▶ [Information provided]:

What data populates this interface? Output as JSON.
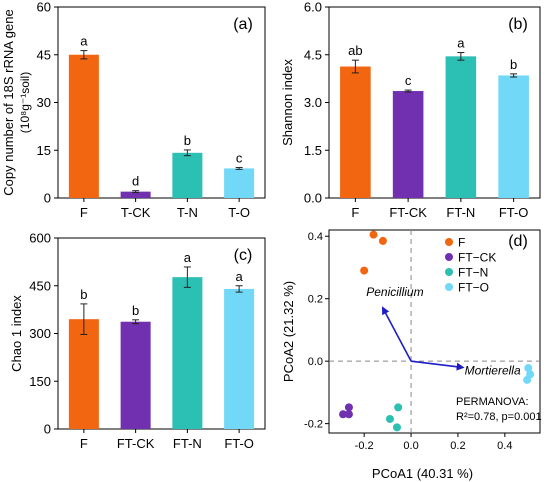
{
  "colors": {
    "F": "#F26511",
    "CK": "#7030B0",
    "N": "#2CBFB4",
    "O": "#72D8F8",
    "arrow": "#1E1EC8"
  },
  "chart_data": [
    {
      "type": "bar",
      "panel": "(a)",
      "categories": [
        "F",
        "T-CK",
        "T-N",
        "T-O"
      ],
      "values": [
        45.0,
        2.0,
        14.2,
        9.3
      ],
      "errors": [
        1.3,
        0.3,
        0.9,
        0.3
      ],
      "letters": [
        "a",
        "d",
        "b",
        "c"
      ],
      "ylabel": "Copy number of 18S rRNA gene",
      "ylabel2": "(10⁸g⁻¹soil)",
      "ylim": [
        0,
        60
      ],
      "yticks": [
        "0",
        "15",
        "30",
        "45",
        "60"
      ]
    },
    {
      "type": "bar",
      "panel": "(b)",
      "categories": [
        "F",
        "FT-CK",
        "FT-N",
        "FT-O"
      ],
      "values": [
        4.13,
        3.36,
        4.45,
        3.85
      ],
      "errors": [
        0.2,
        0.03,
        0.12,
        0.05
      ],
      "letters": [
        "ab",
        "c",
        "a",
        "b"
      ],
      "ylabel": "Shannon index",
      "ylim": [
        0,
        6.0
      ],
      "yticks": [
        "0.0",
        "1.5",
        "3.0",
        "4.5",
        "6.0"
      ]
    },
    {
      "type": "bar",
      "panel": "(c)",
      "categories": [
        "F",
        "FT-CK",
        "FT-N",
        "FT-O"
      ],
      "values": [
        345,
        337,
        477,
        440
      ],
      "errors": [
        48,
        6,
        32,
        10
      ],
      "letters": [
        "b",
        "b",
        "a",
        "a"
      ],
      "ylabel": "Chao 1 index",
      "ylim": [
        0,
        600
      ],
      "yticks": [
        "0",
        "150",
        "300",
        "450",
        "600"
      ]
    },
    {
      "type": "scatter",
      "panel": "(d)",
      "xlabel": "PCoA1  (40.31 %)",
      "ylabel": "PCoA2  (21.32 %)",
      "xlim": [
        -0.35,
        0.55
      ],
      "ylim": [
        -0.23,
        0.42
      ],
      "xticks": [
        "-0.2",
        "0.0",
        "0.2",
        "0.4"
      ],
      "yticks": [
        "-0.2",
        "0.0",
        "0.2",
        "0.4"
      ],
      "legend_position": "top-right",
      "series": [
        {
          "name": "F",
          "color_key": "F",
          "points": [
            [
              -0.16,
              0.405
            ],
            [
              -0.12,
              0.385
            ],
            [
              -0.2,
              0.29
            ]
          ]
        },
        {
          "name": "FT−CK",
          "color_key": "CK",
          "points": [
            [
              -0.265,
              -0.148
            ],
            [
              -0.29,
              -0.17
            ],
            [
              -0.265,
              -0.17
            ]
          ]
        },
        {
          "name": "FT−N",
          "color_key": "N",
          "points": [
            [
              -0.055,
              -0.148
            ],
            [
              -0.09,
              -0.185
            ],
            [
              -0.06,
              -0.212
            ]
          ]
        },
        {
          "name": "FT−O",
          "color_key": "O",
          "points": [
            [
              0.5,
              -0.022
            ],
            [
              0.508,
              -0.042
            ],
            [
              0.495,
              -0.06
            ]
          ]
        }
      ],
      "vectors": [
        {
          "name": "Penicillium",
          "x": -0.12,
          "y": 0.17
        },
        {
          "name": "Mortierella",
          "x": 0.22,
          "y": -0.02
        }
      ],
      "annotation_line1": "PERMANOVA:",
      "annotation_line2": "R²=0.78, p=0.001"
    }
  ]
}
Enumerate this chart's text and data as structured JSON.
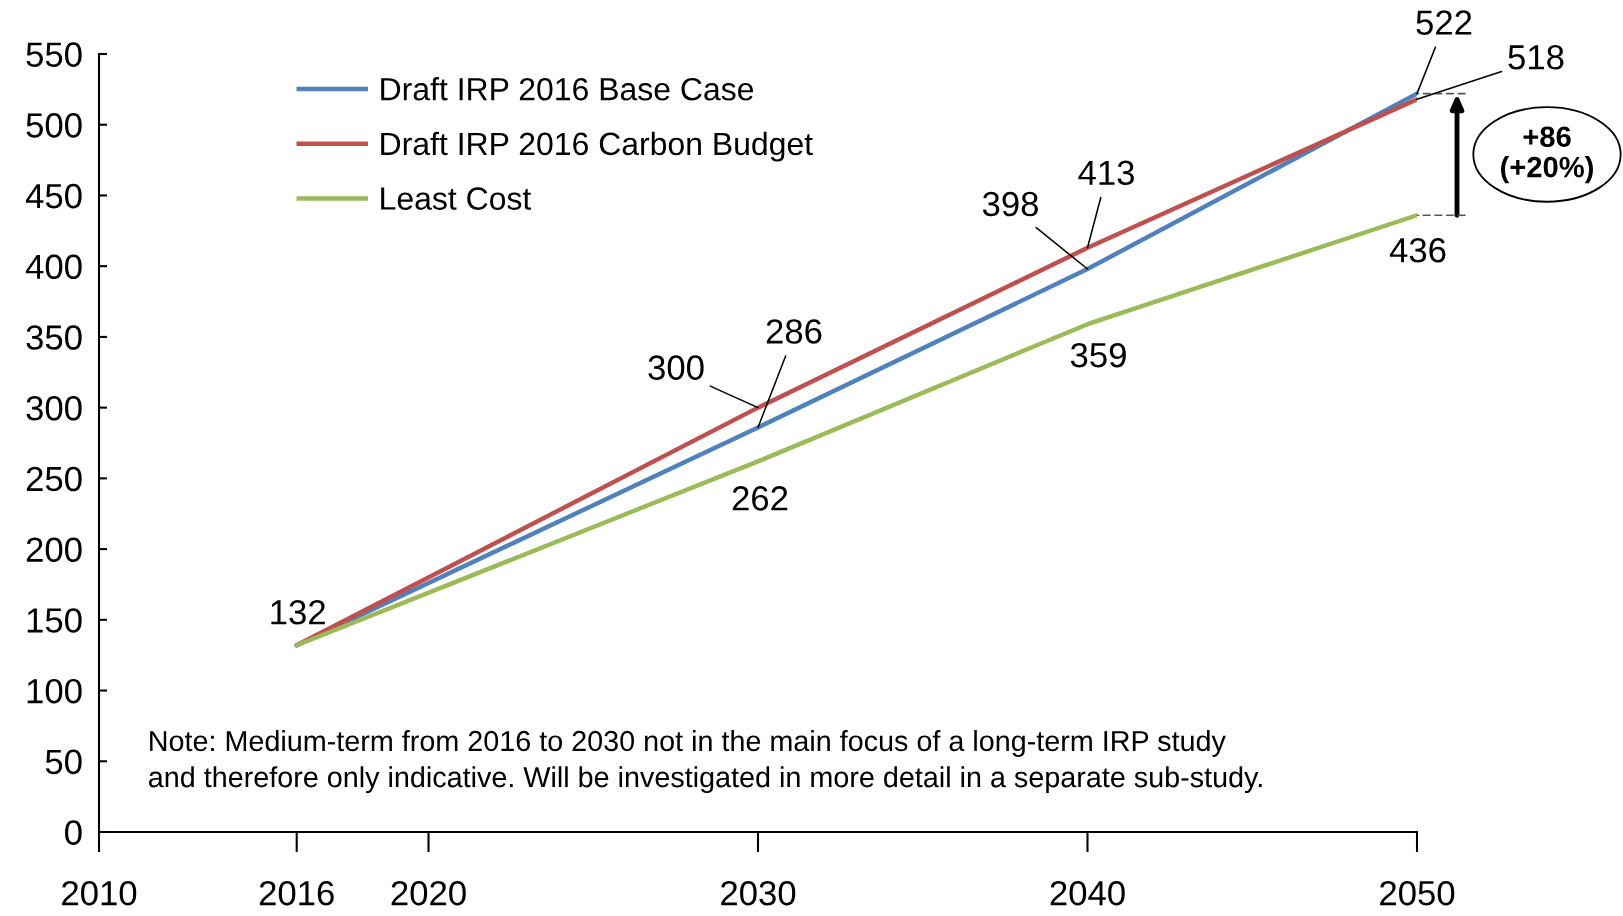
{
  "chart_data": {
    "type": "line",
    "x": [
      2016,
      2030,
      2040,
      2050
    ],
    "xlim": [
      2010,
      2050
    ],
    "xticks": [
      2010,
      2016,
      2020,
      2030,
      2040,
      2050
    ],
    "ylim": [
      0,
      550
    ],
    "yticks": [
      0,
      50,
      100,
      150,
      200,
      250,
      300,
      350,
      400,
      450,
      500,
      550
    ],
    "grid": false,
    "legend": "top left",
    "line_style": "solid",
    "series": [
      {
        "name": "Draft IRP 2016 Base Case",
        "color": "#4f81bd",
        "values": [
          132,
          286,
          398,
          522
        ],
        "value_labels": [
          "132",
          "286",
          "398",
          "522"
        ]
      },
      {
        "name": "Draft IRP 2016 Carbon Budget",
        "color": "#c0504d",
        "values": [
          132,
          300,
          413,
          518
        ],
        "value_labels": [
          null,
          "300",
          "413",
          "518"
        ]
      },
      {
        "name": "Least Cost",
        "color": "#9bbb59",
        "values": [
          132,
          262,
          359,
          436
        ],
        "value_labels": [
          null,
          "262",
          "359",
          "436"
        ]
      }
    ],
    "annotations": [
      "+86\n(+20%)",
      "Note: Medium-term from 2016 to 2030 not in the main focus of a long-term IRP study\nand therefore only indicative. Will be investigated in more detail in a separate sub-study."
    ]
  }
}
---
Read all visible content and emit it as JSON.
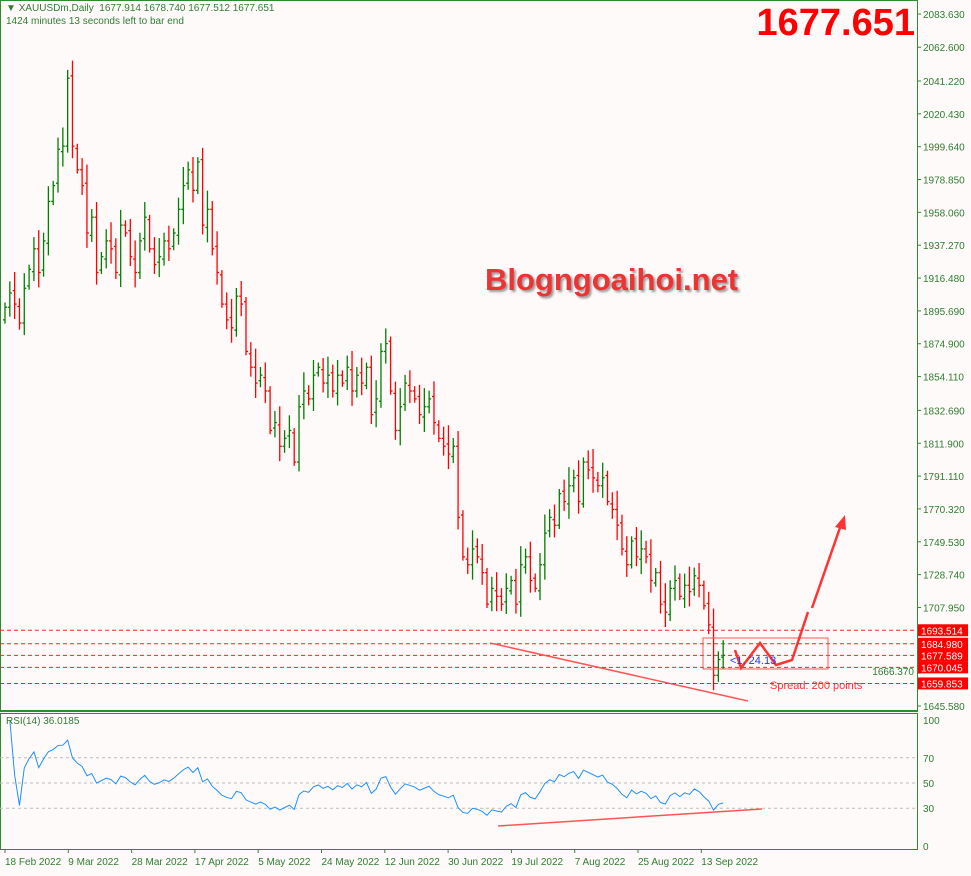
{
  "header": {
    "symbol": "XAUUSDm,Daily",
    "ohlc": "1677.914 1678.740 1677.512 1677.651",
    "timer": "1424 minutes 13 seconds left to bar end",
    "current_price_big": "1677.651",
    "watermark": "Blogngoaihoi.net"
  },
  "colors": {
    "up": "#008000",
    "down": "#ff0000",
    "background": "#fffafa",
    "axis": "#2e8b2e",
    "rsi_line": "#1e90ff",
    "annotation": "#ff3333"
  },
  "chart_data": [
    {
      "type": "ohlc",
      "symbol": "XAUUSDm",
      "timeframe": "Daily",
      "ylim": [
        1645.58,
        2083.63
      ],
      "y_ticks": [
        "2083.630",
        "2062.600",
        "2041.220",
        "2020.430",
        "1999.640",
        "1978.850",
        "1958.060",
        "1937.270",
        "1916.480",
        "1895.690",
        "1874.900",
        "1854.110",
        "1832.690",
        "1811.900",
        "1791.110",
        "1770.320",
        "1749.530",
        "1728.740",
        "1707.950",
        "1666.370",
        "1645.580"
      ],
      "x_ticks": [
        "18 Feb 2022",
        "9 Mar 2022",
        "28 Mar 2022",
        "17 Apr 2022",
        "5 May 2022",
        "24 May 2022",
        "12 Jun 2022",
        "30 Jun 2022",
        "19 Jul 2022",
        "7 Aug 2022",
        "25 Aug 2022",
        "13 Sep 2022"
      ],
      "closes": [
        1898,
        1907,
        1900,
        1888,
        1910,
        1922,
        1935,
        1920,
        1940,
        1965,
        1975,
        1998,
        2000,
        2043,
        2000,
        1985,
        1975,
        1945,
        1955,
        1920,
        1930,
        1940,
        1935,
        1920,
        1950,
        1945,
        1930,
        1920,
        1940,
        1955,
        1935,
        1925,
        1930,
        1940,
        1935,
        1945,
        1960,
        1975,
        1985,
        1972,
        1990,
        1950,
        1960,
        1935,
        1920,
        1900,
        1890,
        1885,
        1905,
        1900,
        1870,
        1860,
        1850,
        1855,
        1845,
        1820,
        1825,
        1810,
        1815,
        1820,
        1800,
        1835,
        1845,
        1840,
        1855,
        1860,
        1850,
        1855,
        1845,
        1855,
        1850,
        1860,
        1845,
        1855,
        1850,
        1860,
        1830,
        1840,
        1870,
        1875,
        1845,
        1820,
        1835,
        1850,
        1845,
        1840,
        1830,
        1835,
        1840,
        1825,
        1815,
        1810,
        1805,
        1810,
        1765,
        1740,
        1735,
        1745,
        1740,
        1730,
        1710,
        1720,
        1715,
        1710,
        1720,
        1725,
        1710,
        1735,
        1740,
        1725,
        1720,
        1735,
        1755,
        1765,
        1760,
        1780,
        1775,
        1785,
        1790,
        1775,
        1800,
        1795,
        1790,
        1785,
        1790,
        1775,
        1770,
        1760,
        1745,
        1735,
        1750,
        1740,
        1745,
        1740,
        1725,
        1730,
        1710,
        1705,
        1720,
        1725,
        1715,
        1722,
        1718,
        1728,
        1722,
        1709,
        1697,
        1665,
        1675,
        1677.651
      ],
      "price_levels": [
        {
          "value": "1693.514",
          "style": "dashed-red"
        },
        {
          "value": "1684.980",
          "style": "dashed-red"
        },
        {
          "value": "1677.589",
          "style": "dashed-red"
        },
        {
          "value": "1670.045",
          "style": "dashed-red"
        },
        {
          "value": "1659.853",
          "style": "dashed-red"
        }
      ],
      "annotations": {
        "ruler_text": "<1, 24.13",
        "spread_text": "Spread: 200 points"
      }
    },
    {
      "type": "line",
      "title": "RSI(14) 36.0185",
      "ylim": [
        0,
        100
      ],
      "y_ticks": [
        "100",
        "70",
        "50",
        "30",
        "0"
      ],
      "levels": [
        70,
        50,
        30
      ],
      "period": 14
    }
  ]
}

▶ [Given instruction]: Pick out the lines that include the word "symbol" and write them out.

▶ [Full output]:
    "symbol": "XAUUSDm,Daily",
      "symbol": "XAUUSDm",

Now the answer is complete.